### REQUEST
Print out every line, exactly as written.

[Begin RECORDED INFORMATION]

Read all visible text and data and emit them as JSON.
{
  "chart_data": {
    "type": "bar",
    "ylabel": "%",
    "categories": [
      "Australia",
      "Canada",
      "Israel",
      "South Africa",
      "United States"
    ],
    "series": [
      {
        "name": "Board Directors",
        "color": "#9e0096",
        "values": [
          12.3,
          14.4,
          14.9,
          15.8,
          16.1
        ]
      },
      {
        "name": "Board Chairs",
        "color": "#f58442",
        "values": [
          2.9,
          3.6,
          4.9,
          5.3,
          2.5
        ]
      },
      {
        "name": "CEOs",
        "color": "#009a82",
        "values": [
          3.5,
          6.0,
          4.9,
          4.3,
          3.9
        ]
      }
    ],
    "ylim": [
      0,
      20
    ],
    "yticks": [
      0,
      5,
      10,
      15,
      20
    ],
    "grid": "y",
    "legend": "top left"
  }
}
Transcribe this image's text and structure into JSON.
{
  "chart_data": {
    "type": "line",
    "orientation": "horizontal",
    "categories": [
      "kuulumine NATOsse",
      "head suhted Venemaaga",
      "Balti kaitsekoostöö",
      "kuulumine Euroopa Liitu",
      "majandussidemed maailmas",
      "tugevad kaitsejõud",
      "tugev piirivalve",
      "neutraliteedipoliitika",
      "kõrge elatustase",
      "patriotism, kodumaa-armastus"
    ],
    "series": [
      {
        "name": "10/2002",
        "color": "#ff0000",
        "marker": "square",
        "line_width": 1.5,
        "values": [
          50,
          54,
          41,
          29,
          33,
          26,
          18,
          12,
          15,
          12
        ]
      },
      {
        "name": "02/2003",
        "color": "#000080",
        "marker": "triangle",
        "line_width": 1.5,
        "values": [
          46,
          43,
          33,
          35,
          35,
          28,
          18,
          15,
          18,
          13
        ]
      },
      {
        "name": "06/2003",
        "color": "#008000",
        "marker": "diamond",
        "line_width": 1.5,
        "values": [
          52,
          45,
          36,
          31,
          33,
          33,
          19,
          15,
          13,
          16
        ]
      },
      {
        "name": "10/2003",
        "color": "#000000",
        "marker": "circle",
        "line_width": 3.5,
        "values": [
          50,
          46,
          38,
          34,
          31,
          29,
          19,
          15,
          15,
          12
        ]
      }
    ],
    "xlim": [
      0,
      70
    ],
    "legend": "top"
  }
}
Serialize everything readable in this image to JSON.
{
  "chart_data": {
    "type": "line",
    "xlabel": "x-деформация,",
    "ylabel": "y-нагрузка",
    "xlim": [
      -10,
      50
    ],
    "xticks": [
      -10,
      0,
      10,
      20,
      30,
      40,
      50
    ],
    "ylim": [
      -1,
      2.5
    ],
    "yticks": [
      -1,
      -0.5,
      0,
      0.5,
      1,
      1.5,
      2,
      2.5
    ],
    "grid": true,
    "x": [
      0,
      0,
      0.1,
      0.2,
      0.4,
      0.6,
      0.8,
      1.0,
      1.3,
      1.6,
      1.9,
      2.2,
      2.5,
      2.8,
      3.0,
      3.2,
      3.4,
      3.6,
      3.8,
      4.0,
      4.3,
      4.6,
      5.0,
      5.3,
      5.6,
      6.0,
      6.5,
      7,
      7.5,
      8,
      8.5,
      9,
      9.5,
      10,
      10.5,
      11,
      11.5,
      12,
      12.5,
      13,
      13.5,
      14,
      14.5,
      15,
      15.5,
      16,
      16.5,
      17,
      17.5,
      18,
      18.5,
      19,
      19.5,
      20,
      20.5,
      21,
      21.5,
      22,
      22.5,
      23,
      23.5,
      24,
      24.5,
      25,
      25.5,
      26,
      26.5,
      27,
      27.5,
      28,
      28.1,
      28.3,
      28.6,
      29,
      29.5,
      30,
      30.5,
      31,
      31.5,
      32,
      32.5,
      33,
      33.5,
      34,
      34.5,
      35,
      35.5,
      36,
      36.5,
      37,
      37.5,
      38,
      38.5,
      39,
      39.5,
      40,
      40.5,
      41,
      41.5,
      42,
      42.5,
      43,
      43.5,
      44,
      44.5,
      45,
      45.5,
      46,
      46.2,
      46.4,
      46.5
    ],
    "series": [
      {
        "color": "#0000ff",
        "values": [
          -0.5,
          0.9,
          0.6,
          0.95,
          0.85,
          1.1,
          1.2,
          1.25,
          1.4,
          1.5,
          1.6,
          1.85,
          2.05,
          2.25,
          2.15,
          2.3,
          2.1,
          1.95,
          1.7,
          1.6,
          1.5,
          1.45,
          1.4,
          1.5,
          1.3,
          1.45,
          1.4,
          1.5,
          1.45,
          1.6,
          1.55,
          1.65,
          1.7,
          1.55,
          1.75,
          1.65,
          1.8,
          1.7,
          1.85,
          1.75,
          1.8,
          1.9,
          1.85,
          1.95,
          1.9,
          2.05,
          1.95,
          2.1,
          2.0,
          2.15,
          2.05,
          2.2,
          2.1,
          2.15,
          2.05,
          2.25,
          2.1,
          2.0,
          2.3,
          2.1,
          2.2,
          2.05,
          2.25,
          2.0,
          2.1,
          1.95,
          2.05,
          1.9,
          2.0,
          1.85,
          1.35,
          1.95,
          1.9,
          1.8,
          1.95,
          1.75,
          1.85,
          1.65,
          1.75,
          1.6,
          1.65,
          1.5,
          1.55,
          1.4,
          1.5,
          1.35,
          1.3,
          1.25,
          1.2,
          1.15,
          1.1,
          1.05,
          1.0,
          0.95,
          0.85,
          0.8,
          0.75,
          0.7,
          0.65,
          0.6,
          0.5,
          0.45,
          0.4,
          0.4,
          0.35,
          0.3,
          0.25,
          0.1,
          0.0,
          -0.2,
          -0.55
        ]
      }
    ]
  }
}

[End RECORDED INFORMATION]

### OUTPUT FOR THIS TASK
Read all visible text and data and emit them as JSON.
{
  "chart_data": {
    "type": "bar",
    "ylabel": "%",
    "categories": [
      "Australia",
      "Canada",
      "Israel",
      "South Africa",
      "United States"
    ],
    "series": [
      {
        "name": "Board Directors",
        "color": "#9e0096",
        "values": [
          12.3,
          14.4,
          14.9,
          15.8,
          16.1
        ]
      },
      {
        "name": "Board Chairs",
        "color": "#f58442",
        "values": [
          2.9,
          3.6,
          4.9,
          5.3,
          2.5
        ]
      },
      {
        "name": "CEOs",
        "color": "#009a82",
        "values": [
          3.5,
          6.0,
          4.9,
          4.3,
          3.9
        ]
      }
    ],
    "ylim": [
      0,
      20
    ],
    "yticks": [
      0,
      5,
      10,
      15,
      20
    ],
    "grid": "y",
    "legend": "top left"
  }
}
Transcribe this image's text and structure into JSON.
{
  "chart_data": {
    "type": "line",
    "orientation": "horizontal",
    "categories": [
      "kuulumine NATOsse",
      "head suhted Venemaaga",
      "Balti kaitsekoostöö",
      "kuulumine Euroopa Liitu",
      "majandussidemed maailmas",
      "tugevad kaitsejõud",
      "tugev piirivalve",
      "neutraliteedipoliitika",
      "kõrge elatustase",
      "patriotism, kodumaa-armastus"
    ],
    "series": [
      {
        "name": "10/2002",
        "color": "#ff0000",
        "marker": "square",
        "line_width": 1.5,
        "values": [
          50,
          54,
          41,
          29,
          33,
          26,
          18,
          12,
          15,
          12
        ]
      },
      {
        "name": "02/2003",
        "color": "#000080",
        "marker": "triangle",
        "line_width": 1.5,
        "values": [
          46,
          43,
          33,
          35,
          35,
          28,
          18,
          15,
          18,
          13
        ]
      },
      {
        "name": "06/2003",
        "color": "#008000",
        "marker": "diamond",
        "line_width": 1.5,
        "values": [
          52,
          45,
          36,
          31,
          33,
          33,
          19,
          15,
          13,
          16
        ]
      },
      {
        "name": "10/2003",
        "color": "#000000",
        "marker": "circle",
        "line_width": 3.5,
        "values": [
          50,
          46,
          38,
          34,
          31,
          29,
          19,
          15,
          15,
          12
        ]
      }
    ],
    "xlim": [
      0,
      70
    ],
    "legend": "top"
  }
}
Serialize everything readable in this image to JSON.
{
  "chart_data": {
    "type": "line",
    "xlabel": "x-деформация,",
    "ylabel": "y-нагрузка",
    "xlim": [
      -10,
      50
    ],
    "xticks": [
      -10,
      0,
      10,
      20,
      30,
      40,
      50
    ],
    "ylim": [
      -1,
      2.5
    ],
    "yticks": [
      -1,
      -0.5,
      0,
      0.5,
      1,
      1.5,
      2,
      2.5
    ],
    "grid": true,
    "x": [
      0,
      0,
      0.1,
      0.2,
      0.4,
      0.6,
      0.8,
      1.0,
      1.3,
      1.6,
      1.9,
      2.2,
      2.5,
      2.8,
      3.0,
      3.2,
      3.4,
      3.6,
      3.8,
      4.0,
      4.3,
      4.6,
      5.0,
      5.3,
      5.6,
      6.0,
      6.5,
      7,
      7.5,
      8,
      8.5,
      9,
      9.5,
      10,
      10.5,
      11,
      11.5,
      12,
      12.5,
      13,
      13.5,
      14,
      14.5,
      15,
      15.5,
      16,
      16.5,
      17,
      17.5,
      18,
      18.5,
      19,
      19.5,
      20,
      20.5,
      21,
      21.5,
      22,
      22.5,
      23,
      23.5,
      24,
      24.5,
      25,
      25.5,
      26,
      26.5,
      27,
      27.5,
      28,
      28.1,
      28.3,
      28.6,
      29,
      29.5,
      30,
      30.5,
      31,
      31.5,
      32,
      32.5,
      33,
      33.5,
      34,
      34.5,
      35,
      35.5,
      36,
      36.5,
      37,
      37.5,
      38,
      38.5,
      39,
      39.5,
      40,
      40.5,
      41,
      41.5,
      42,
      42.5,
      43,
      43.5,
      44,
      44.5,
      45,
      45.5,
      46,
      46.2,
      46.4,
      46.5
    ],
    "series": [
      {
        "color": "#0000ff",
        "values": [
          -0.5,
          0.9,
          0.6,
          0.95,
          0.85,
          1.1,
          1.2,
          1.25,
          1.4,
          1.5,
          1.6,
          1.85,
          2.05,
          2.25,
          2.15,
          2.3,
          2.1,
          1.95,
          1.7,
          1.6,
          1.5,
          1.45,
          1.4,
          1.5,
          1.3,
          1.45,
          1.4,
          1.5,
          1.45,
          1.6,
          1.55,
          1.65,
          1.7,
          1.55,
          1.75,
          1.65,
          1.8,
          1.7,
          1.85,
          1.75,
          1.8,
          1.9,
          1.85,
          1.95,
          1.9,
          2.05,
          1.95,
          2.1,
          2.0,
          2.15,
          2.05,
          2.2,
          2.1,
          2.15,
          2.05,
          2.25,
          2.1,
          2.0,
          2.3,
          2.1,
          2.2,
          2.05,
          2.25,
          2.0,
          2.1,
          1.95,
          2.05,
          1.9,
          2.0,
          1.85,
          1.35,
          1.95,
          1.9,
          1.8,
          1.95,
          1.75,
          1.85,
          1.65,
          1.75,
          1.6,
          1.65,
          1.5,
          1.55,
          1.4,
          1.5,
          1.35,
          1.3,
          1.25,
          1.2,
          1.15,
          1.1,
          1.05,
          1.0,
          0.95,
          0.85,
          0.8,
          0.75,
          0.7,
          0.65,
          0.6,
          0.5,
          0.45,
          0.4,
          0.4,
          0.35,
          0.3,
          0.25,
          0.1,
          0.0,
          -0.2,
          -0.55
        ]
      }
    ]
  }
}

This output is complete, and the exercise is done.